### What to do
Locate each line below that includes "MCTD" and reproduce it.

### Available records
--
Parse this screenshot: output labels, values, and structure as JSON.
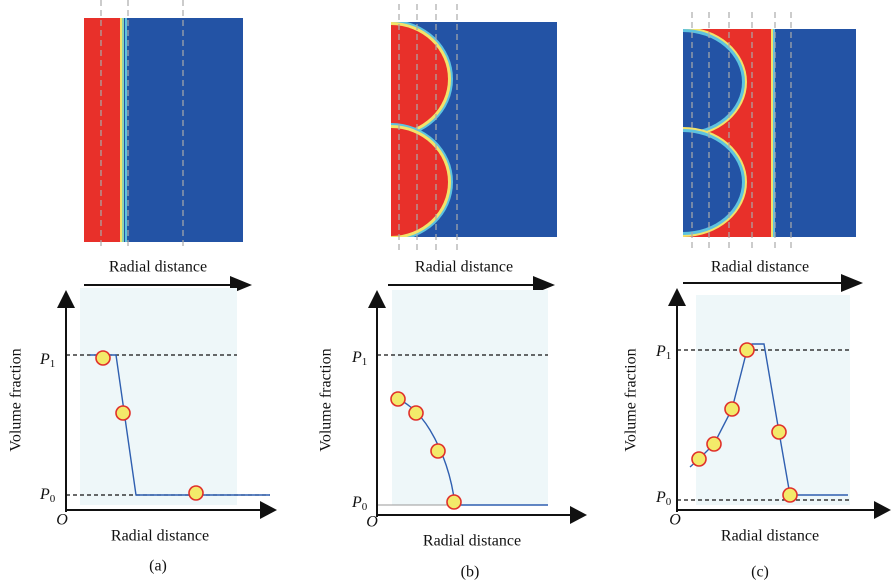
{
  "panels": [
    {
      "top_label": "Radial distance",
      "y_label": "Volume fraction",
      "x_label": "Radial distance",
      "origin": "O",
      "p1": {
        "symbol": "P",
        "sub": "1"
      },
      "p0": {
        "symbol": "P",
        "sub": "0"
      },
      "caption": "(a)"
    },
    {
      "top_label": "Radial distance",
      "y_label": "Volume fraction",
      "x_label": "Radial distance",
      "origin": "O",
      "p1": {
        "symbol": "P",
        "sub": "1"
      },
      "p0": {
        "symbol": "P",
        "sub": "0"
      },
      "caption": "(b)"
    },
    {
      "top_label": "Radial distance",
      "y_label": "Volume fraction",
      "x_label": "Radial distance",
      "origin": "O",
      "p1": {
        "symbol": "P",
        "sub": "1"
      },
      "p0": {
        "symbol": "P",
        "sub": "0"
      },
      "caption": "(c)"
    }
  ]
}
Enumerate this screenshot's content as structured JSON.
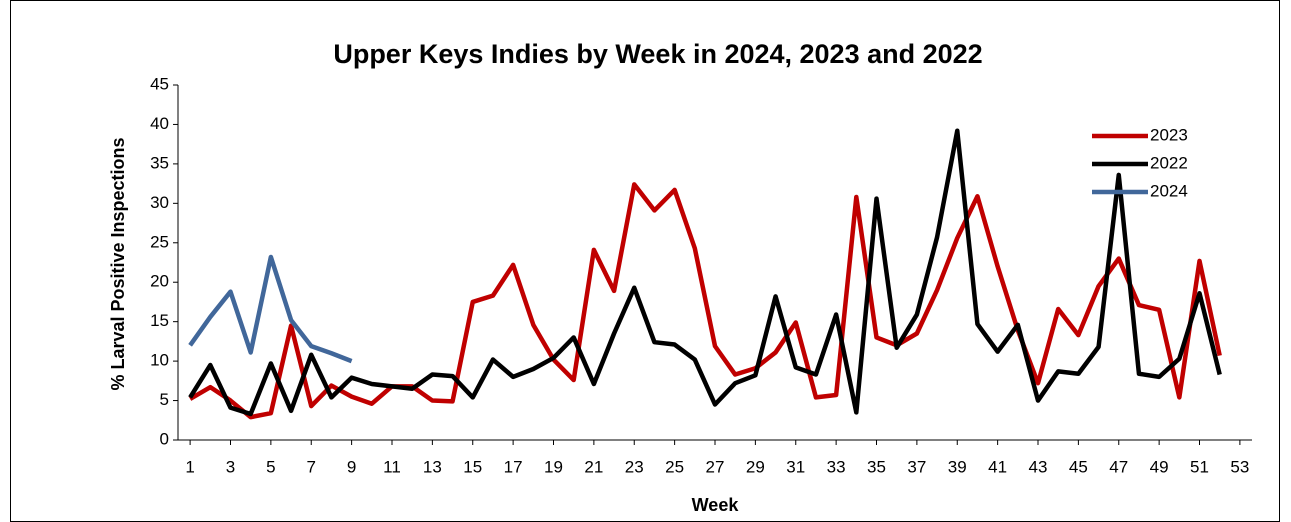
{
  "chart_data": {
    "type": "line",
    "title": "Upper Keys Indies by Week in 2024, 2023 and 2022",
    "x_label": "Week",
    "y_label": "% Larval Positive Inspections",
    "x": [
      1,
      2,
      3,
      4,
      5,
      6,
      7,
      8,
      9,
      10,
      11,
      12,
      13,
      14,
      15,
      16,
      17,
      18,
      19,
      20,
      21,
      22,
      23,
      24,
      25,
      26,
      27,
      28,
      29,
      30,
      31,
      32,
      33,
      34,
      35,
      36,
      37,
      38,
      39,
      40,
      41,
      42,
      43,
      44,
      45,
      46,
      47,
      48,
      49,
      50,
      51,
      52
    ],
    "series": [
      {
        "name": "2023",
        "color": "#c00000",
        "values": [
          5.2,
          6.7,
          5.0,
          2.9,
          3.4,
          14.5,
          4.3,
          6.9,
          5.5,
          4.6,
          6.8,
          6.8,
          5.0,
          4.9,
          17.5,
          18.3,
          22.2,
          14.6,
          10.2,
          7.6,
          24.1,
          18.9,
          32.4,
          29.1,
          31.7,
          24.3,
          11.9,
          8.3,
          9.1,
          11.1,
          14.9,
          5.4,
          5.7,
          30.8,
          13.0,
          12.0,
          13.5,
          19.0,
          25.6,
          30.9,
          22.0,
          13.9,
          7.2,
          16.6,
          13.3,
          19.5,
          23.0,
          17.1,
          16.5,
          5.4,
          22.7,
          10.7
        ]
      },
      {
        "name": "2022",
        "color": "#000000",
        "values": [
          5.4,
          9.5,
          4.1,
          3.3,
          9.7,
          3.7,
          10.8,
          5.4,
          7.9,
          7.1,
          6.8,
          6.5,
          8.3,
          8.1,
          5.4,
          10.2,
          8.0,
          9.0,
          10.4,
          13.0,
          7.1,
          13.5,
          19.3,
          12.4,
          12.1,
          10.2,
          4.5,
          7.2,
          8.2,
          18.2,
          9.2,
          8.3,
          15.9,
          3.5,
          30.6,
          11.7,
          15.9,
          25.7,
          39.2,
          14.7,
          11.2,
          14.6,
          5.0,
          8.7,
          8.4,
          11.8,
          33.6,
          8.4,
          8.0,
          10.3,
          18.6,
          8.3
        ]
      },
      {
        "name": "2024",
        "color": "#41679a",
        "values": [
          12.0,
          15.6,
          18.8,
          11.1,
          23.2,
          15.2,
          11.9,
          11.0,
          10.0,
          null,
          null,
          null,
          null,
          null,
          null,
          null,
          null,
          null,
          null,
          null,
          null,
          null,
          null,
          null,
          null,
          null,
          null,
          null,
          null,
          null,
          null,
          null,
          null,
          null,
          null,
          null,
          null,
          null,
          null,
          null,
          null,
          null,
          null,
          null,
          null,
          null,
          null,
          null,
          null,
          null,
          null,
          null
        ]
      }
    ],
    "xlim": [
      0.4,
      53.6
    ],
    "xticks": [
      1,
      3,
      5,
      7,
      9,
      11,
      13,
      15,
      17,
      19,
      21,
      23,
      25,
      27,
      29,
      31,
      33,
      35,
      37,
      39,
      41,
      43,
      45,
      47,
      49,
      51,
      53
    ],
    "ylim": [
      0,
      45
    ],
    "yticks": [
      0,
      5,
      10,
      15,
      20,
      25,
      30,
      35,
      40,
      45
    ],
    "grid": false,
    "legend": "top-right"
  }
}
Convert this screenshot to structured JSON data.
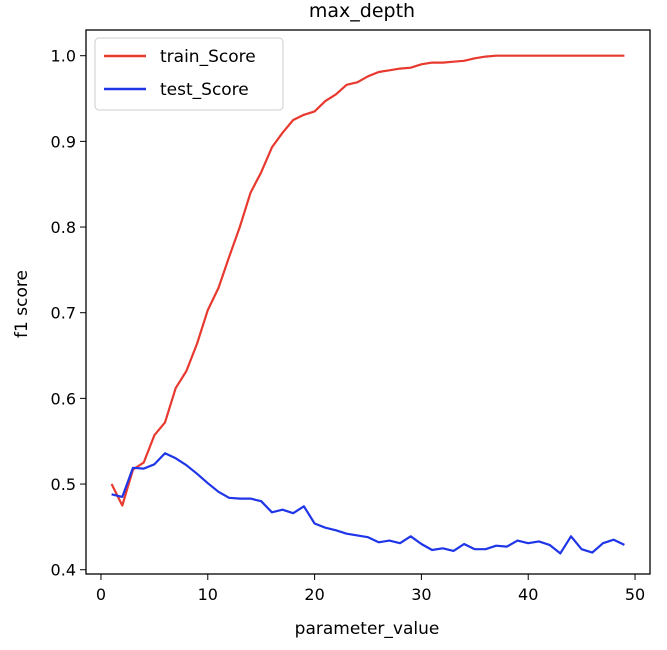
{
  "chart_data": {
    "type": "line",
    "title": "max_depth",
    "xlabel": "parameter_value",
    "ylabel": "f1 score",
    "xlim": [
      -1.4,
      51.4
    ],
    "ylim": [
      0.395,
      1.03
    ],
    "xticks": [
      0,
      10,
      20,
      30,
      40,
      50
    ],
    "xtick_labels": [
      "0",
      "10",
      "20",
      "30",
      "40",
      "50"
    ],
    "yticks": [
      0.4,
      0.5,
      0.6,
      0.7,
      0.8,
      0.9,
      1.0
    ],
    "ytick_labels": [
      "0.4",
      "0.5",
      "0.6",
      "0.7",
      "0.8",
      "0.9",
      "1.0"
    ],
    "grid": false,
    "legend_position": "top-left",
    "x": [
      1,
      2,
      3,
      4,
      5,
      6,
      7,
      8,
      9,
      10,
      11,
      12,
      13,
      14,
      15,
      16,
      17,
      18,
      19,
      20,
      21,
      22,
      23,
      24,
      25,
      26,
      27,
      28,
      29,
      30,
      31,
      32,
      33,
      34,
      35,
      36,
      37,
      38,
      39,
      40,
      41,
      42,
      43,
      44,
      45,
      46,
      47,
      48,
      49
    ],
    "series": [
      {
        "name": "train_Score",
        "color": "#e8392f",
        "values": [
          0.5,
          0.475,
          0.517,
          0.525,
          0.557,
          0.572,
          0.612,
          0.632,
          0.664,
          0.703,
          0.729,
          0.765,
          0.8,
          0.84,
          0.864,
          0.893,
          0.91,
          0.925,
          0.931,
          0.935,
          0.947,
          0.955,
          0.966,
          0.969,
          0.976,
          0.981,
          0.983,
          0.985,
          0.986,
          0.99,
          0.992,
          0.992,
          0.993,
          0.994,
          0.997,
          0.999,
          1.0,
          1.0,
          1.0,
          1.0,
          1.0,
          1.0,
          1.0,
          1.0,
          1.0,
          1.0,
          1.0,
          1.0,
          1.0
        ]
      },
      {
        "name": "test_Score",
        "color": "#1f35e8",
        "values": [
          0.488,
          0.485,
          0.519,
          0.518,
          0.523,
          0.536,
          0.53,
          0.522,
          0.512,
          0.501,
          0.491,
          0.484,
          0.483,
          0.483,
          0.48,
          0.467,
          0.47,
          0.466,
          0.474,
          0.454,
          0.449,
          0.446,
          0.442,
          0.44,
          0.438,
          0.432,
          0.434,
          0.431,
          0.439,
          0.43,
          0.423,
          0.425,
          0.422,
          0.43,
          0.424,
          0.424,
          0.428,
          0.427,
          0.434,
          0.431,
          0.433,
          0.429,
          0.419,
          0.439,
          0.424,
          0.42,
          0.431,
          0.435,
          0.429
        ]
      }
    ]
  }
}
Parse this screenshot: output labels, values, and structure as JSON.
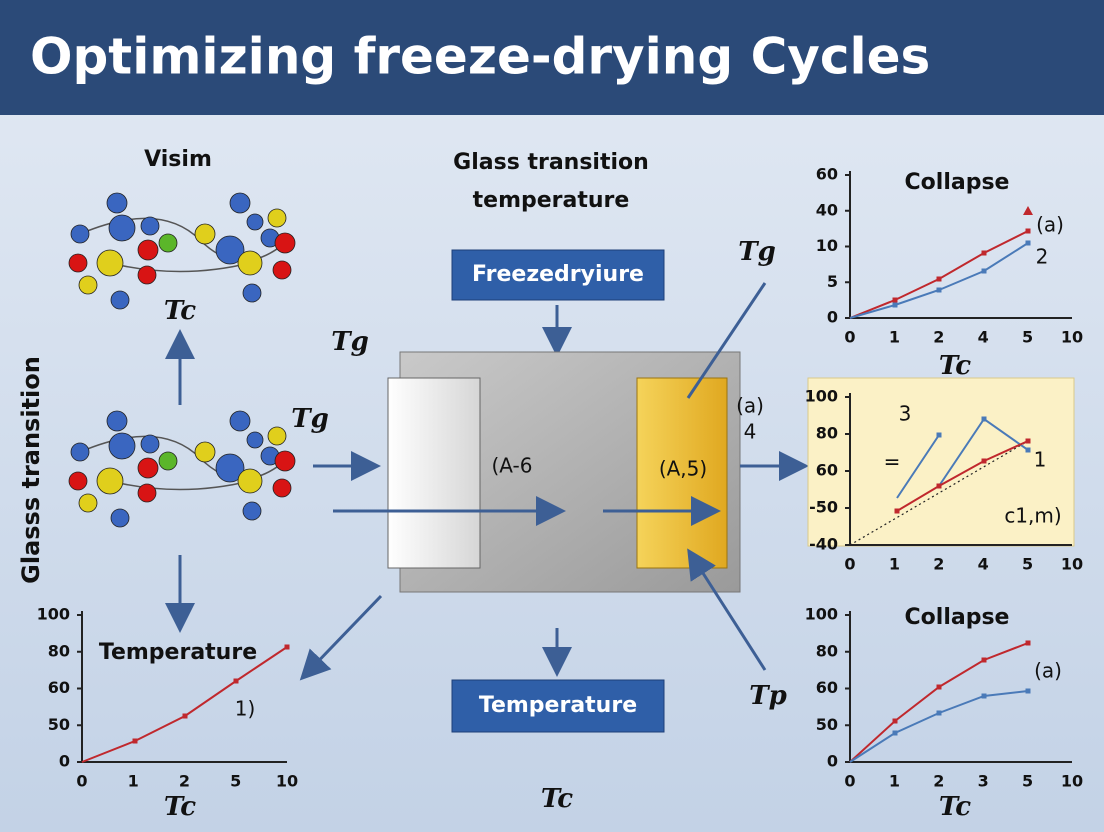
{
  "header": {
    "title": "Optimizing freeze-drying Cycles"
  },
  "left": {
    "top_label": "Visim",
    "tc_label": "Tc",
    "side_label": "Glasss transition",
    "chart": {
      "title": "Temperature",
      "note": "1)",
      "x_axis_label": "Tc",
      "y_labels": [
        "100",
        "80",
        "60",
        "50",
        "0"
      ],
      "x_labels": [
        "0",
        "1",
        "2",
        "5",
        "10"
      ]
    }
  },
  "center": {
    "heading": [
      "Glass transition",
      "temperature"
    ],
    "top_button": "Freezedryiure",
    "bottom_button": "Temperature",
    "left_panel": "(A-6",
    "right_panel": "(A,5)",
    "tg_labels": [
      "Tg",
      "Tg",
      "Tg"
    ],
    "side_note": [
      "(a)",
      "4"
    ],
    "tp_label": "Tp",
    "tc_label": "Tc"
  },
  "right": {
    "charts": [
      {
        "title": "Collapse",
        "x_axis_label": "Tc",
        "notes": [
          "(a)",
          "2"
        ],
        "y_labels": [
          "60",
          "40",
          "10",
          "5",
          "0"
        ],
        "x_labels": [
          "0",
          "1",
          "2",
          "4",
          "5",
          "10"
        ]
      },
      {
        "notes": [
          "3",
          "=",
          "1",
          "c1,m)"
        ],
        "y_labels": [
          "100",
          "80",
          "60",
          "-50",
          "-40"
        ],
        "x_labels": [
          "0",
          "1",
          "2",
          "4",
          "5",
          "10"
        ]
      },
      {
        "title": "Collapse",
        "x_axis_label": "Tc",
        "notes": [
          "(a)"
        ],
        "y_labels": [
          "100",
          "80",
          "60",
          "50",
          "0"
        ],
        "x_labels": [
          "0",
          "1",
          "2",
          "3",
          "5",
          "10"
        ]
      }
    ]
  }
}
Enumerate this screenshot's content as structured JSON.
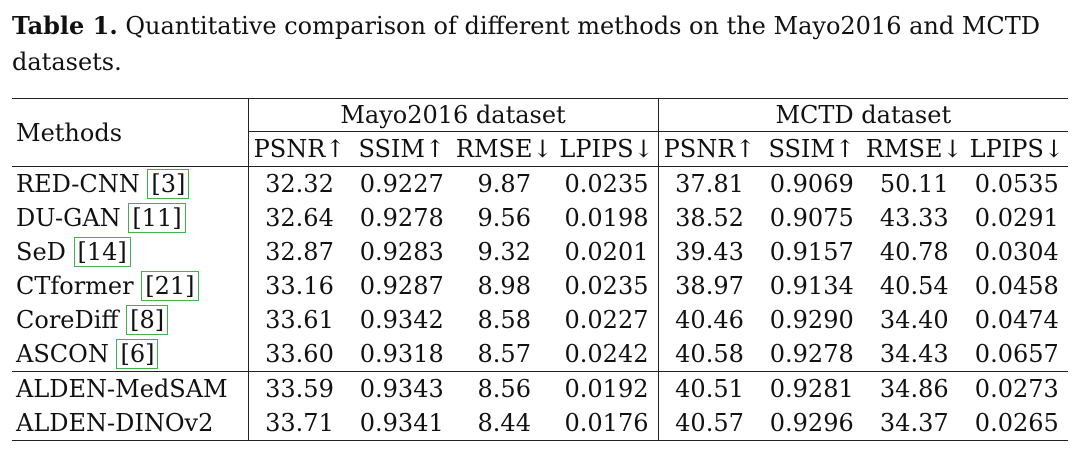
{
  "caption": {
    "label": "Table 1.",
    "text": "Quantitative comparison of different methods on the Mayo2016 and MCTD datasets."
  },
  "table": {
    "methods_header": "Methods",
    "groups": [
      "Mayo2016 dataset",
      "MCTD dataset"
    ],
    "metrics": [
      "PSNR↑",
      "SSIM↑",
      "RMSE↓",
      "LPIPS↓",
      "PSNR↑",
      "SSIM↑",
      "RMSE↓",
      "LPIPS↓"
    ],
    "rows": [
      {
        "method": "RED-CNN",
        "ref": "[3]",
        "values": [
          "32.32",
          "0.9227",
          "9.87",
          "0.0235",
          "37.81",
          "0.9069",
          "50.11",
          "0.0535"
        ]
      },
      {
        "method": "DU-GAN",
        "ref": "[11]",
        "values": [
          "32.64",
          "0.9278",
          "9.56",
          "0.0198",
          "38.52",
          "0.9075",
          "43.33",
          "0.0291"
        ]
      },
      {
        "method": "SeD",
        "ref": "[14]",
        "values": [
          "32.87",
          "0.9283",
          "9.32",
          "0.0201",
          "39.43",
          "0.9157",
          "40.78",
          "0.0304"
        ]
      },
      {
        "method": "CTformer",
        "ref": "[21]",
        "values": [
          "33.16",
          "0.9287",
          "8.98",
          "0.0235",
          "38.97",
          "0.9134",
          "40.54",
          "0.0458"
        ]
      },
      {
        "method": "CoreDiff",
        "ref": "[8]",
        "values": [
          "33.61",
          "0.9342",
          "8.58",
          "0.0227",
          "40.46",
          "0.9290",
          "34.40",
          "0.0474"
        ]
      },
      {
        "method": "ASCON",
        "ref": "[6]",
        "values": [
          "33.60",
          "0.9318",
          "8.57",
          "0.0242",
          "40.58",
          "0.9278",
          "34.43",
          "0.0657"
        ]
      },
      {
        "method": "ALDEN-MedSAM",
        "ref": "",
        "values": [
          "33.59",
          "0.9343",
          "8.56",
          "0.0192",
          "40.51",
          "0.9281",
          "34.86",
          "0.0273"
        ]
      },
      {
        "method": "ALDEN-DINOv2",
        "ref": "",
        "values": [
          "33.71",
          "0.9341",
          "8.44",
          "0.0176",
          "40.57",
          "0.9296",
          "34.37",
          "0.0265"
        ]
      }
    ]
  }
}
--
### Task solution
    "text": "Quantitative comparison of different methods on the Mayo2016 and MCTD datasets."
      "MCTD dataset"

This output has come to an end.